━━━ RECORD EXTRACTS ━━━

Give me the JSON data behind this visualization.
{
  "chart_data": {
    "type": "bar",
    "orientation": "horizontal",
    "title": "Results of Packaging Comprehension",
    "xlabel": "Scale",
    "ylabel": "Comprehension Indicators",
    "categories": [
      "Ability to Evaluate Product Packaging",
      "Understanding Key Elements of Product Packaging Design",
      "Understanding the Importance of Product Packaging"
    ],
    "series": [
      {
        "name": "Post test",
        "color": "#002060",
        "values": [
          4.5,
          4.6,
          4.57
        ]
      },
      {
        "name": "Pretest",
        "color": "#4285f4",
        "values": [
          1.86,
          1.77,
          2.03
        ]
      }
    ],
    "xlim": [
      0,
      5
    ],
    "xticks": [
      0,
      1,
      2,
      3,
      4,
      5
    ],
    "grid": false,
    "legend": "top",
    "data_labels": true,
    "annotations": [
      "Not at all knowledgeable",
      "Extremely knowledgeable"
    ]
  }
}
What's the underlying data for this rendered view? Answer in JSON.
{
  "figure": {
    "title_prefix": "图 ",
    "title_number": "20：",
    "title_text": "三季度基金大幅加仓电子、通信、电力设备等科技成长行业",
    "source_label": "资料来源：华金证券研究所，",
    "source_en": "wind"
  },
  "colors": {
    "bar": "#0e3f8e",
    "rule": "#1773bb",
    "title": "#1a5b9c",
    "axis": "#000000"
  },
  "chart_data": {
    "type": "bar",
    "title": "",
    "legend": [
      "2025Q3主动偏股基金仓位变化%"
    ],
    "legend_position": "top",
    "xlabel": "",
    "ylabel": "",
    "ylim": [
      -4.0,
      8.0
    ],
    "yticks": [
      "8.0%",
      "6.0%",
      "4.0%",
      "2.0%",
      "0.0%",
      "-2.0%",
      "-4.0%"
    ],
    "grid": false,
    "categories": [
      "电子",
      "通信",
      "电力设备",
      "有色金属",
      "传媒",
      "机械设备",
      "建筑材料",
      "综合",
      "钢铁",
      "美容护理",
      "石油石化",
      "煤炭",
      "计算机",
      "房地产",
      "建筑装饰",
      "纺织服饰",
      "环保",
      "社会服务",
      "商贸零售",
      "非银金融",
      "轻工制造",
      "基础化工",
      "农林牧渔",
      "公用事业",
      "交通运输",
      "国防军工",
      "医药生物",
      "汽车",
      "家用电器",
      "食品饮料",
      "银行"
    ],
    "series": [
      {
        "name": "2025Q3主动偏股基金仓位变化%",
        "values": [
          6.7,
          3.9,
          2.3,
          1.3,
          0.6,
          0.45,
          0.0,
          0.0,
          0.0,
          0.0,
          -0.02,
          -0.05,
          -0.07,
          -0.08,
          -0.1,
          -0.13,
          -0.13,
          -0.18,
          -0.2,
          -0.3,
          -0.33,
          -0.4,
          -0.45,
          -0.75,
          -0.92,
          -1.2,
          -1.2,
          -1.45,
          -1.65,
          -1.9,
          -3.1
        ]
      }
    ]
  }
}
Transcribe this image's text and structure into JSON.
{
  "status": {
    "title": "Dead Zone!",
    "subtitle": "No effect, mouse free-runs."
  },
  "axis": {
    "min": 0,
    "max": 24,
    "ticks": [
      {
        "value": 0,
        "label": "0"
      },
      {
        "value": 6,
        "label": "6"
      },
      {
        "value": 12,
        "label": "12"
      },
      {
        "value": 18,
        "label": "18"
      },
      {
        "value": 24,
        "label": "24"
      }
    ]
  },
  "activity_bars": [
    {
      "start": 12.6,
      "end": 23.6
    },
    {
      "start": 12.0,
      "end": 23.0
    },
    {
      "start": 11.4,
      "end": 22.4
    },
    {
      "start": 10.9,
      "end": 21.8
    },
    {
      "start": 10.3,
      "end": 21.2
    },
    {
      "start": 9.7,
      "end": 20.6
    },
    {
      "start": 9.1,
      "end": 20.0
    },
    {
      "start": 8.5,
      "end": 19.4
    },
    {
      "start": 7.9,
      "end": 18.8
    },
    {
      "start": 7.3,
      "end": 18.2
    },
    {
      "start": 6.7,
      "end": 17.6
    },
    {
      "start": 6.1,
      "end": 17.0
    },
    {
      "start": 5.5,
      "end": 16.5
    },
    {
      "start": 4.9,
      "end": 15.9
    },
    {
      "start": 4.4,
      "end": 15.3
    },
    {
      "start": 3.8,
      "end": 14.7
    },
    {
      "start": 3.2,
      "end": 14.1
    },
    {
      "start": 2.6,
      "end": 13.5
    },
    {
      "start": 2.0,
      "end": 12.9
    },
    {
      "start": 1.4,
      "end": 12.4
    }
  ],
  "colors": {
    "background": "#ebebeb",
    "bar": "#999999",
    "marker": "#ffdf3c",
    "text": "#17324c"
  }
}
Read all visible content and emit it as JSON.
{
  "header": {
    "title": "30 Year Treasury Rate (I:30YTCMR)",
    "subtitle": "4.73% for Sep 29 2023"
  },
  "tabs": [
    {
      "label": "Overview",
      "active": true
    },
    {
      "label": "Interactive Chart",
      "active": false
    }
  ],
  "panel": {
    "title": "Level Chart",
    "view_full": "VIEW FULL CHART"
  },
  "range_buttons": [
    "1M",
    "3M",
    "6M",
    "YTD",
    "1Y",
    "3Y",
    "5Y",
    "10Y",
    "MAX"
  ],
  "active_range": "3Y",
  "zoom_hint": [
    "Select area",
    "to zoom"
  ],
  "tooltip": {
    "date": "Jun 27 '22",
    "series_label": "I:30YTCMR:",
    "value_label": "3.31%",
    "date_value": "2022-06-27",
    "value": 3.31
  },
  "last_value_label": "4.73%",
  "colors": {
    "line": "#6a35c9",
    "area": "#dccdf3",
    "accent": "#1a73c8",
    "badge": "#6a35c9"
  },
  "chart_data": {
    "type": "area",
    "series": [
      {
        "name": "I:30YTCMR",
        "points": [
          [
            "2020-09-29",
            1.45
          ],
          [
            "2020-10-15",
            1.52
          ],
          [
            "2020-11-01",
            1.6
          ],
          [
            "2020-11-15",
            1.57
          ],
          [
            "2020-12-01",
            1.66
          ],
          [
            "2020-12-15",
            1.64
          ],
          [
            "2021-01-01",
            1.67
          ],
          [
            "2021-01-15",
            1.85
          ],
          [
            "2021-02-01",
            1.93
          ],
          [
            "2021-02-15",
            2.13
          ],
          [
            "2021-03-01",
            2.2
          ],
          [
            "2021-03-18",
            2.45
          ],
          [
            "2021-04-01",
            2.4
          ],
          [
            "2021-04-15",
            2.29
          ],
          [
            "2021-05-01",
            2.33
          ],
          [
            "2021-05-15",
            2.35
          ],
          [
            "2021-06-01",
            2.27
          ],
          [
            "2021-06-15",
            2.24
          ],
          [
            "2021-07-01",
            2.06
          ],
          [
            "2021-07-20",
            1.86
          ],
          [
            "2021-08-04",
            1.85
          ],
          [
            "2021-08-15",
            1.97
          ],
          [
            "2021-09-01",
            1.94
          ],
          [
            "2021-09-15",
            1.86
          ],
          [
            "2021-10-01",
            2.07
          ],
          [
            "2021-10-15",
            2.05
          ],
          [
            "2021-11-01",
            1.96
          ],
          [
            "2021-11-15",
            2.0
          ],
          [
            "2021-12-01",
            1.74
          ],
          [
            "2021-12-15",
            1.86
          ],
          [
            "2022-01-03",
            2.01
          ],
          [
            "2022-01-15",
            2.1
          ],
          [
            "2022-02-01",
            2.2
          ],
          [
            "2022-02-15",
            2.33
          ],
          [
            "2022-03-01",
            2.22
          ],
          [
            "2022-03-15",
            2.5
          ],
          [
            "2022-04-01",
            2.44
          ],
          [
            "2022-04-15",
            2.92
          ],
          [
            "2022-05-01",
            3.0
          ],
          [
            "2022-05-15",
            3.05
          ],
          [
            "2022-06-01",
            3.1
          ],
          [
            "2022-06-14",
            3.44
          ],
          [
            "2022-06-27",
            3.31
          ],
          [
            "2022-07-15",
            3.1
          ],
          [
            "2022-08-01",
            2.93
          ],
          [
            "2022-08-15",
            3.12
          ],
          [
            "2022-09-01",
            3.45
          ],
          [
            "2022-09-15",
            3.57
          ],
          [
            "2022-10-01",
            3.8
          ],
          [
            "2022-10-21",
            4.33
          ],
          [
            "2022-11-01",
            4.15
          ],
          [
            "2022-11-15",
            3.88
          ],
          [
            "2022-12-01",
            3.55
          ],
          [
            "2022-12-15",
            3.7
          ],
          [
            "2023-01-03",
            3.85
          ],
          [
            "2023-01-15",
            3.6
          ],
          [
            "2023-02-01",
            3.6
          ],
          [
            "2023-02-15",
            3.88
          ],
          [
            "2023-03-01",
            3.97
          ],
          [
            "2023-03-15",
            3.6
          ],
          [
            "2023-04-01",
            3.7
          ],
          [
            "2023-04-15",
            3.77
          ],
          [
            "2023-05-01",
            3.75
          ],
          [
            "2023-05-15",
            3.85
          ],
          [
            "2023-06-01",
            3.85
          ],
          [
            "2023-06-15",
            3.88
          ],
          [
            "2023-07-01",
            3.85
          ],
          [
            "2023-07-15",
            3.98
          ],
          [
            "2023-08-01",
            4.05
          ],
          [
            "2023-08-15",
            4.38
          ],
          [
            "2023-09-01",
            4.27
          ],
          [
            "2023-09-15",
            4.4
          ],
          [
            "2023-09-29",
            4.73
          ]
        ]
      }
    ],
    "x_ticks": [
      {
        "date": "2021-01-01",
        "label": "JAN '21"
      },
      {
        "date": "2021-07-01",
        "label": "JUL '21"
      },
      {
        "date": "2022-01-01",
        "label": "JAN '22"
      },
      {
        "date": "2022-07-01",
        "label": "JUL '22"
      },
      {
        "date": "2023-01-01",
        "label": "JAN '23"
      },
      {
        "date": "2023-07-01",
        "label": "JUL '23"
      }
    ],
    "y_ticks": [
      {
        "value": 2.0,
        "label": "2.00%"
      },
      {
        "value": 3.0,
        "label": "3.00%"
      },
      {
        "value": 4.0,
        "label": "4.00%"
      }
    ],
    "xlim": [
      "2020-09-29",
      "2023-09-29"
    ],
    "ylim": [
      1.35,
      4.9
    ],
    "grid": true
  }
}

━━━

WHAT TO DO: Search the records for the string "name" and return every line in which it occurs.

CORRECT RESULT:
        "name": "Post test",
        "name": "Pretest",
        "name": "2025Q3主动偏股基金仓位变化%",
        "name": "I:30YTCMR",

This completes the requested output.